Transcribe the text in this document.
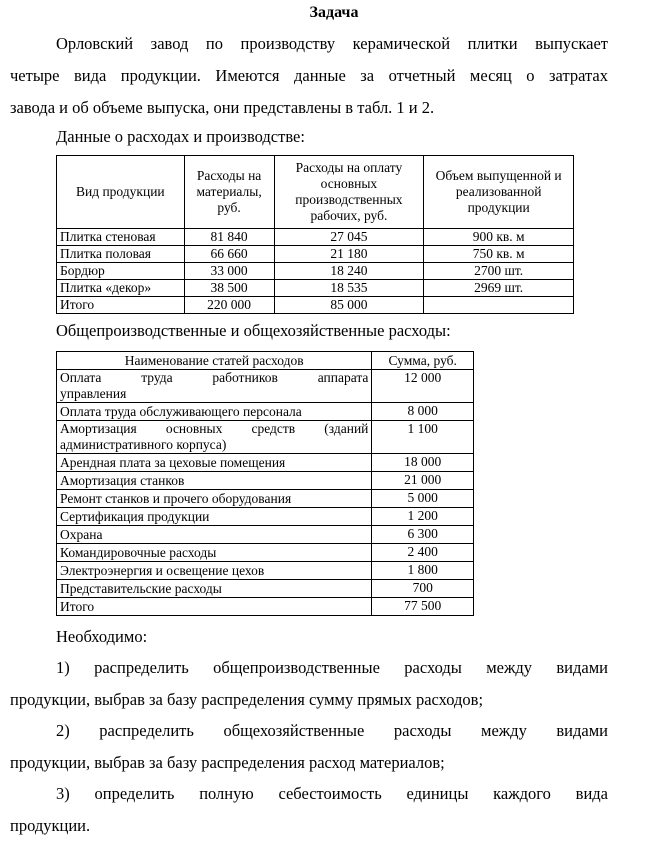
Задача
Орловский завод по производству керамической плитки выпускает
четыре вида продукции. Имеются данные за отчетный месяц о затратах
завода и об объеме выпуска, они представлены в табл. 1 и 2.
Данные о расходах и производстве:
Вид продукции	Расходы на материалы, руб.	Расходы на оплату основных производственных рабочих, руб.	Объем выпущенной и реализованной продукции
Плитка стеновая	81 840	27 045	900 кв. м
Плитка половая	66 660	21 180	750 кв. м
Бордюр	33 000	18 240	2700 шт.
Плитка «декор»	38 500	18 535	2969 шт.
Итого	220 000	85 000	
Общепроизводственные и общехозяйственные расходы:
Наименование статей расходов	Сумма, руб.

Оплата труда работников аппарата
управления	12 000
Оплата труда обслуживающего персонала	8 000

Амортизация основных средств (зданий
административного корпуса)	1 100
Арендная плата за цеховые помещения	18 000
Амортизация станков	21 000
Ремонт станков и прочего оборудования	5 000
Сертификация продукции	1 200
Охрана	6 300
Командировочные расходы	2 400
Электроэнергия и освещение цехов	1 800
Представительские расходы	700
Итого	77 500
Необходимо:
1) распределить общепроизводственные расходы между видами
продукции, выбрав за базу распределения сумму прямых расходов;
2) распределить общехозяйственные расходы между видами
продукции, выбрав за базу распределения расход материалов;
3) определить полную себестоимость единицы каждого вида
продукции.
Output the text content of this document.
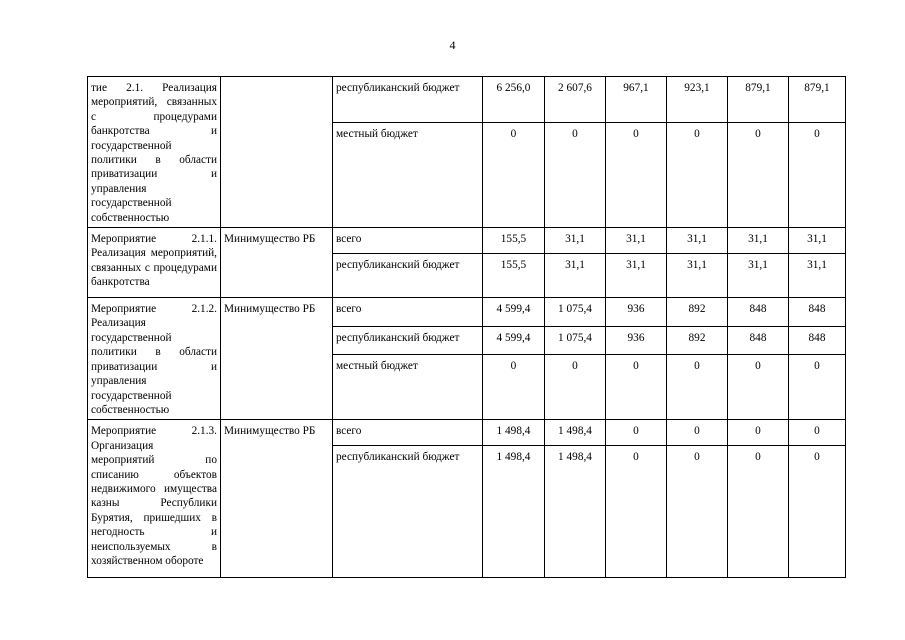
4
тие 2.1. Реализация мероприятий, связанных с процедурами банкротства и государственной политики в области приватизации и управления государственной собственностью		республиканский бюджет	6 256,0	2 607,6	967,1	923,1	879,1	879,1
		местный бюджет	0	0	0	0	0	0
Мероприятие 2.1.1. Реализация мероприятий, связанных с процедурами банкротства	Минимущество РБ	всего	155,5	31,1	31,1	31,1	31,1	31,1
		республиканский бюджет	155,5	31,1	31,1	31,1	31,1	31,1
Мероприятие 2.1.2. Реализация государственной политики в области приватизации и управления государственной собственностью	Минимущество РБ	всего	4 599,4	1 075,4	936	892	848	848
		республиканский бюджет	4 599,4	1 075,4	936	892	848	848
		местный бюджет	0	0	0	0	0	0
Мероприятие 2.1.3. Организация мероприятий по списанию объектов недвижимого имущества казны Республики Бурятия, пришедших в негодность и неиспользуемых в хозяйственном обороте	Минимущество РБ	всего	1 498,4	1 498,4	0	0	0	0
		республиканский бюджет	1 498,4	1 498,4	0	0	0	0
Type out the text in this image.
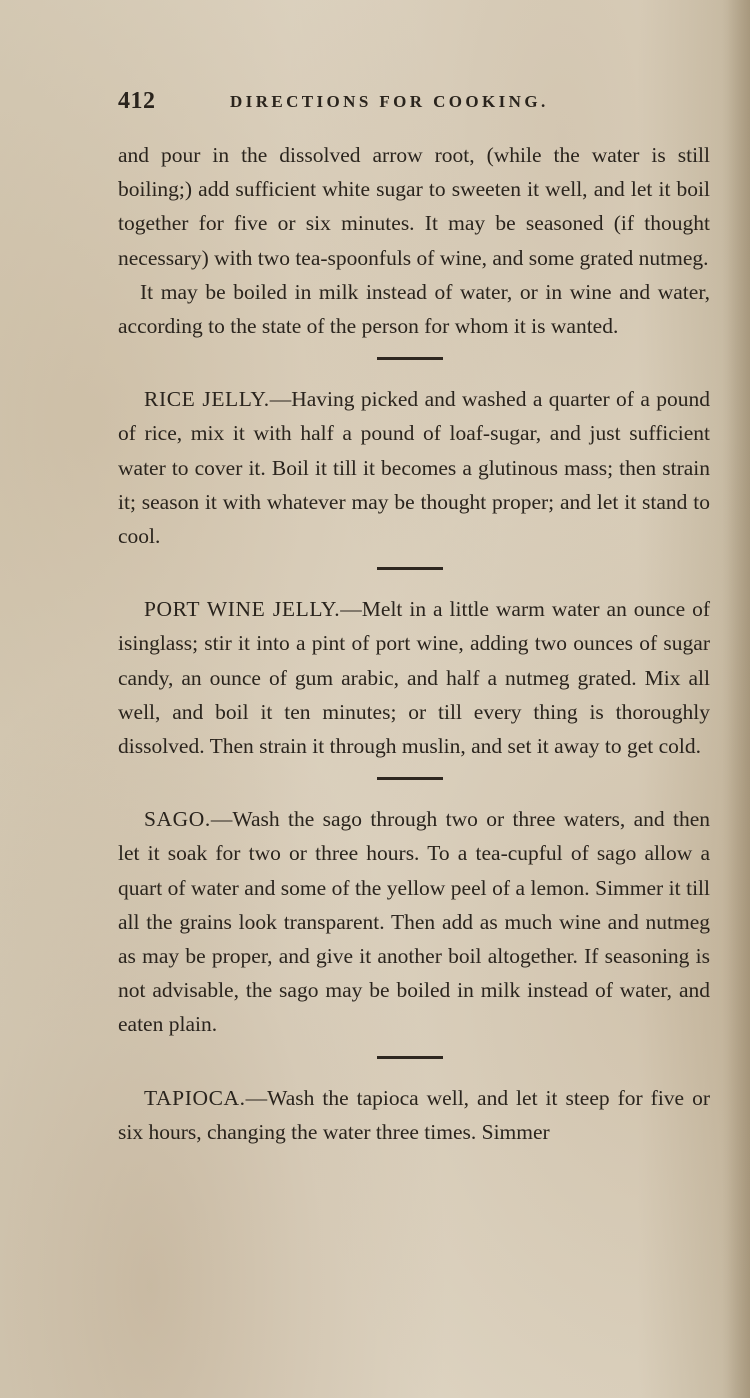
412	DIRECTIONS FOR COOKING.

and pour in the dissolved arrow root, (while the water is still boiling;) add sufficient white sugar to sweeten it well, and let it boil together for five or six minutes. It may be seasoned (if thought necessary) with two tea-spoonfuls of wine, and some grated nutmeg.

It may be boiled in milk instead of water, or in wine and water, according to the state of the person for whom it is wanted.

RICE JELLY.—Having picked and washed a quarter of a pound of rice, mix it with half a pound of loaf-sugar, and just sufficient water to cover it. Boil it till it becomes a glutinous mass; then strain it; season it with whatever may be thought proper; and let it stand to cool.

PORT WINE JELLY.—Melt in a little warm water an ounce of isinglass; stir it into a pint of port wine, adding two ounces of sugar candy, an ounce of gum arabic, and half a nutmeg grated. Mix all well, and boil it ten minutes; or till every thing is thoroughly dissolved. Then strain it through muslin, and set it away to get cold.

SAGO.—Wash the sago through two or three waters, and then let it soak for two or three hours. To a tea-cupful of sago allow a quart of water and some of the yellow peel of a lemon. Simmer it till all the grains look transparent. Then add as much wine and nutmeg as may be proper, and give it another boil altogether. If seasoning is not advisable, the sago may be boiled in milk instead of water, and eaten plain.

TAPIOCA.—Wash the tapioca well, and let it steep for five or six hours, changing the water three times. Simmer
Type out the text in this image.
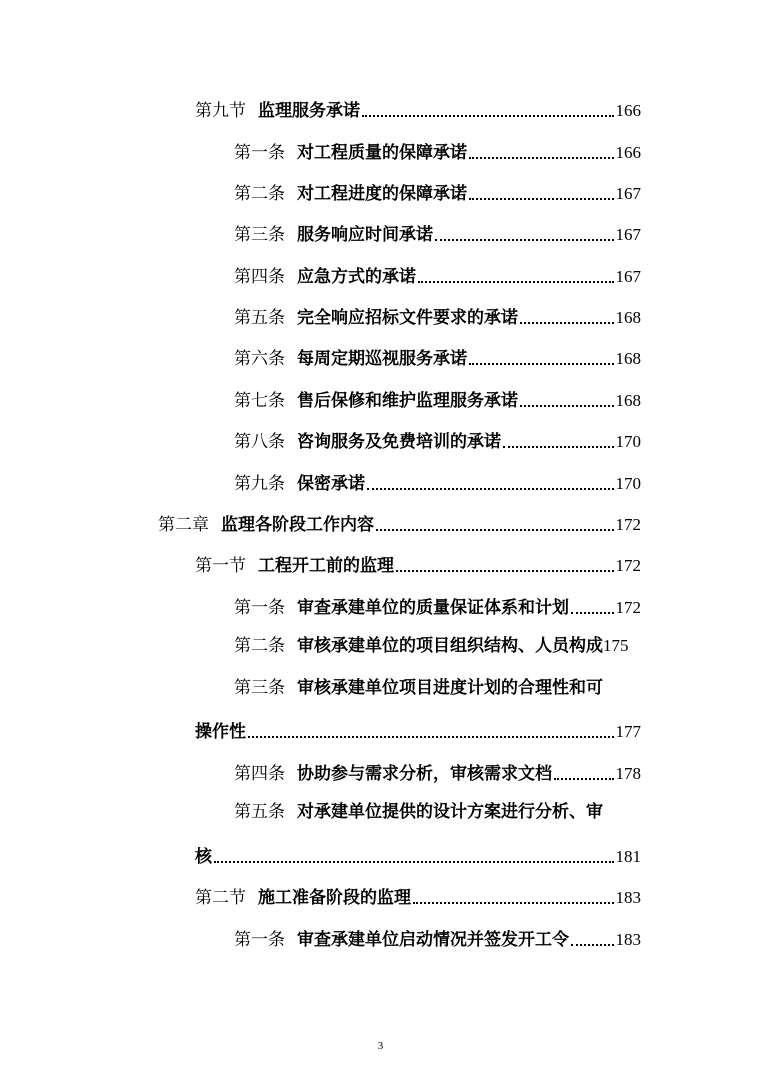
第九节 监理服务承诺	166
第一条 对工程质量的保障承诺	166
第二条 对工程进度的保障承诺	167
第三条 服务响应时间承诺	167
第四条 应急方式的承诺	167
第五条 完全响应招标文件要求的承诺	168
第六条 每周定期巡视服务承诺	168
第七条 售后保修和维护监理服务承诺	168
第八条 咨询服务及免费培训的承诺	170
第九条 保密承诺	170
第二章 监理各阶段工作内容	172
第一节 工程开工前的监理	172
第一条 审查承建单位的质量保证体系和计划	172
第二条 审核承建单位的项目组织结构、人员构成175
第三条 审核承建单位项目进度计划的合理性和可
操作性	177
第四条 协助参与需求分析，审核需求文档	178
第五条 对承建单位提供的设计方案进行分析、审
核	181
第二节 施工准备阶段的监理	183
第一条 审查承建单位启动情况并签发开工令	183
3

※ ※ ※

AIM OF THE TASK: Copy all lines from the material that include "государственной".

WRITTEN SOLUTION:
тие 2.1. Реализация мероприятий, связанных с процедурами банкротства и государственной политики в области приватизации и управления государственной собственностью		республиканский бюджет	6 256,0	2 607,6	967,1	923,1	879,1	879,1
Мероприятие 2.1.2. Реализация государственной политики в области приватизации и управления государственной собственностью	Минимущество РБ	всего	4 599,4	1 075,4	936	892	848	848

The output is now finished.